_EXERCISE_.
Using the listing below, report all lines holding the word "Arcseconds".

_DATA ENTRIES_.
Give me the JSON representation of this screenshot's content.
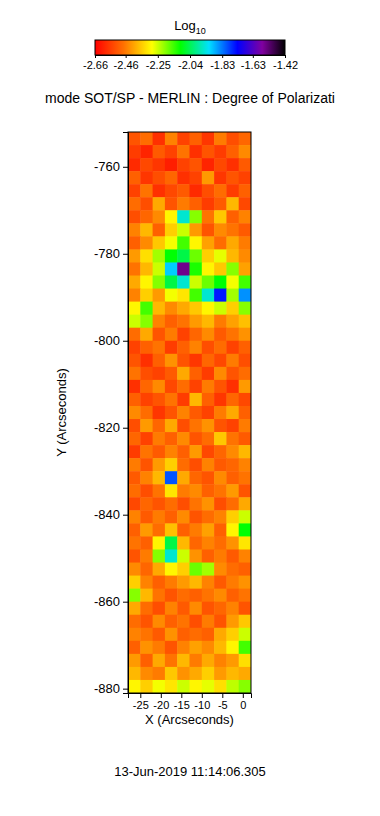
{
  "chart_data": {
    "type": "heatmap",
    "title": "mode SOT/SP - MERLIN : Degree of Polarizati",
    "x_label": "X (Arcseconds)",
    "y_label": "Y (Arcseconds)",
    "date": "13-Jun-2019 11:14:06.305",
    "xlim": [
      -28,
      2
    ],
    "ylim": [
      -881,
      -752
    ],
    "xticks": [
      -25,
      -20,
      -15,
      -10,
      -5,
      0
    ],
    "yticks": [
      -760,
      -780,
      -800,
      -820,
      -840,
      -860,
      -880
    ],
    "x": [
      -26.5,
      -23.5,
      -20.5,
      -17.5,
      -14.5,
      -11.5,
      -8.5,
      -5.5,
      -2.5,
      0.5
    ],
    "y": [
      -753.5,
      -756.5,
      -759.5,
      -762.5,
      -765.5,
      -768.5,
      -771.5,
      -774.5,
      -777.5,
      -780.5,
      -783.5,
      -786.5,
      -789.5,
      -792.5,
      -795.5,
      -798.5,
      -801.5,
      -804.5,
      -807.5,
      -810.5,
      -813.5,
      -816.5,
      -819.5,
      -822.5,
      -825.5,
      -828.5,
      -831.5,
      -834.5,
      -837.5,
      -840.5,
      -843.5,
      -846.5,
      -849.5,
      -852.5,
      -855.5,
      -858.5,
      -861.5,
      -864.5,
      -867.5,
      -870.5,
      -873.5,
      -876.5,
      -879.5
    ],
    "z": [
      [
        -2.52,
        -2.48,
        -2.58,
        -2.45,
        -2.55,
        -2.5,
        -2.57,
        -2.46,
        -2.53,
        -2.49
      ],
      [
        -2.56,
        -2.6,
        -2.51,
        -2.55,
        -2.47,
        -2.58,
        -2.52,
        -2.56,
        -2.5,
        -2.44
      ],
      [
        -2.59,
        -2.54,
        -2.57,
        -2.61,
        -2.55,
        -2.52,
        -2.6,
        -2.54,
        -2.58,
        -2.51
      ],
      [
        -2.5,
        -2.57,
        -2.53,
        -2.49,
        -2.58,
        -2.55,
        -2.42,
        -2.57,
        -2.52,
        -2.55
      ],
      [
        -2.55,
        -2.47,
        -2.58,
        -2.54,
        -2.51,
        -2.59,
        -2.53,
        -2.48,
        -2.56,
        -2.5
      ],
      [
        -2.48,
        -2.53,
        -2.4,
        -2.52,
        -2.46,
        -2.5,
        -2.56,
        -2.51,
        -2.38,
        -2.54
      ],
      [
        -2.53,
        -2.49,
        -2.44,
        -2.3,
        -1.95,
        -2.2,
        -2.47,
        -2.36,
        -2.5,
        -2.45
      ],
      [
        -2.45,
        -2.38,
        -2.5,
        -2.35,
        -2.25,
        -2.42,
        -2.52,
        -2.44,
        -2.47,
        -2.51
      ],
      [
        -2.5,
        -2.44,
        -2.36,
        -2.28,
        -2.15,
        -2.3,
        -2.41,
        -2.48,
        -2.4,
        -2.46
      ],
      [
        -2.42,
        -2.33,
        -2.22,
        -2.1,
        -2.05,
        -2.18,
        -2.35,
        -2.27,
        -2.38,
        -2.44
      ],
      [
        -2.47,
        -2.38,
        -2.25,
        -1.9,
        -1.55,
        -2.12,
        -2.3,
        -2.36,
        -2.2,
        -2.41
      ],
      [
        -2.4,
        -2.3,
        -2.2,
        -2.05,
        -1.95,
        -2.25,
        -2.18,
        -2.1,
        -2.28,
        -2.15
      ],
      [
        -2.45,
        -2.35,
        -2.42,
        -2.28,
        -2.32,
        -2.15,
        -1.95,
        -1.75,
        -2.22,
        -1.85
      ],
      [
        -2.3,
        -2.15,
        -2.38,
        -2.44,
        -2.4,
        -2.36,
        -2.3,
        -2.25,
        -2.35,
        -2.2
      ],
      [
        -2.25,
        -2.2,
        -2.45,
        -2.5,
        -2.47,
        -2.42,
        -2.38,
        -2.46,
        -2.41,
        -2.37
      ],
      [
        -2.48,
        -2.4,
        -2.52,
        -2.46,
        -2.55,
        -2.49,
        -2.44,
        -2.51,
        -2.47,
        -2.43
      ],
      [
        -2.55,
        -2.5,
        -2.47,
        -2.56,
        -2.5,
        -2.45,
        -2.53,
        -2.48,
        -2.55,
        -2.5
      ],
      [
        -2.52,
        -2.58,
        -2.5,
        -2.43,
        -2.52,
        -2.57,
        -2.49,
        -2.54,
        -2.46,
        -2.53
      ],
      [
        -2.47,
        -2.53,
        -2.55,
        -2.51,
        -2.4,
        -2.5,
        -2.56,
        -2.44,
        -2.52,
        -2.48
      ],
      [
        -2.58,
        -2.49,
        -2.44,
        -2.54,
        -2.48,
        -2.55,
        -2.46,
        -2.52,
        -2.58,
        -2.42
      ],
      [
        -2.5,
        -2.55,
        -2.52,
        -2.47,
        -2.56,
        -2.38,
        -2.5,
        -2.57,
        -2.49,
        -2.54
      ],
      [
        -2.44,
        -2.48,
        -2.57,
        -2.52,
        -2.45,
        -2.51,
        -2.55,
        -2.46,
        -2.4,
        -2.5
      ],
      [
        -2.53,
        -2.42,
        -2.49,
        -2.4,
        -2.53,
        -2.47,
        -2.43,
        -2.52,
        -2.55,
        -2.46
      ],
      [
        -2.49,
        -2.55,
        -2.46,
        -2.5,
        -2.44,
        -2.52,
        -2.48,
        -2.36,
        -2.47,
        -2.51
      ],
      [
        -2.56,
        -2.47,
        -2.51,
        -2.45,
        -2.5,
        -2.42,
        -2.54,
        -2.49,
        -2.44,
        -2.38
      ],
      [
        -2.46,
        -2.52,
        -2.42,
        -2.35,
        -2.48,
        -2.53,
        -2.45,
        -2.51,
        -2.49,
        -2.45
      ],
      [
        -2.51,
        -2.45,
        -2.38,
        -1.8,
        -2.4,
        -2.49,
        -2.52,
        -2.44,
        -2.5,
        -2.47
      ],
      [
        -2.48,
        -2.53,
        -2.47,
        -2.32,
        -2.46,
        -2.44,
        -2.5,
        -2.47,
        -2.42,
        -2.52
      ],
      [
        -2.54,
        -2.49,
        -2.52,
        -2.48,
        -2.53,
        -2.47,
        -2.43,
        -2.53,
        -2.48,
        -2.4
      ],
      [
        -2.45,
        -2.51,
        -2.46,
        -2.5,
        -2.44,
        -2.52,
        -2.48,
        -2.45,
        -2.35,
        -2.25
      ],
      [
        -2.5,
        -2.42,
        -2.48,
        -2.37,
        -2.5,
        -2.46,
        -2.41,
        -2.5,
        -2.3,
        -2.1
      ],
      [
        -2.47,
        -2.5,
        -2.3,
        -2.05,
        -2.38,
        -2.49,
        -2.45,
        -2.48,
        -2.43,
        -2.32
      ],
      [
        -2.52,
        -2.46,
        -2.2,
        -1.95,
        -2.25,
        -2.43,
        -2.5,
        -2.46,
        -2.51,
        -2.45
      ],
      [
        -2.44,
        -2.49,
        -2.4,
        -2.3,
        -2.35,
        -2.18,
        -2.22,
        -2.44,
        -2.48,
        -2.5
      ],
      [
        -2.35,
        -2.45,
        -2.5,
        -2.46,
        -2.42,
        -2.38,
        -2.45,
        -2.51,
        -2.46,
        -2.43
      ],
      [
        -2.2,
        -2.38,
        -2.47,
        -2.52,
        -2.48,
        -2.5,
        -2.47,
        -2.44,
        -2.5,
        -2.47
      ],
      [
        -2.4,
        -2.48,
        -2.53,
        -2.45,
        -2.51,
        -2.44,
        -2.52,
        -2.49,
        -2.45,
        -2.52
      ],
      [
        -2.48,
        -2.52,
        -2.44,
        -2.5,
        -2.47,
        -2.53,
        -2.46,
        -2.52,
        -2.42,
        -2.36
      ],
      [
        -2.45,
        -2.47,
        -2.51,
        -2.43,
        -2.5,
        -2.48,
        -2.5,
        -2.4,
        -2.35,
        -2.25
      ],
      [
        -2.5,
        -2.43,
        -2.46,
        -2.52,
        -2.45,
        -2.41,
        -2.44,
        -2.38,
        -2.3,
        -2.15
      ],
      [
        -2.42,
        -2.5,
        -2.4,
        -2.47,
        -2.38,
        -2.46,
        -2.4,
        -2.45,
        -2.42,
        -2.33
      ],
      [
        -2.38,
        -2.44,
        -2.46,
        -2.36,
        -2.43,
        -2.4,
        -2.35,
        -2.42,
        -2.38,
        -2.4
      ],
      [
        -2.3,
        -2.35,
        -2.28,
        -2.32,
        -2.25,
        -2.3,
        -2.27,
        -2.33,
        -2.24,
        -2.2
      ]
    ],
    "colorbar": {
      "title": "Log",
      "title_subscript": "10",
      "range": [
        -2.66,
        -1.42
      ],
      "ticks": [
        -2.66,
        -2.46,
        -2.25,
        -2.04,
        -1.83,
        -1.63,
        -1.42
      ]
    }
  }
}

_EXERCISE SOLUTION_.
    "x_label": "X (Arcseconds)",
    "y_label": "Y (Arcseconds)",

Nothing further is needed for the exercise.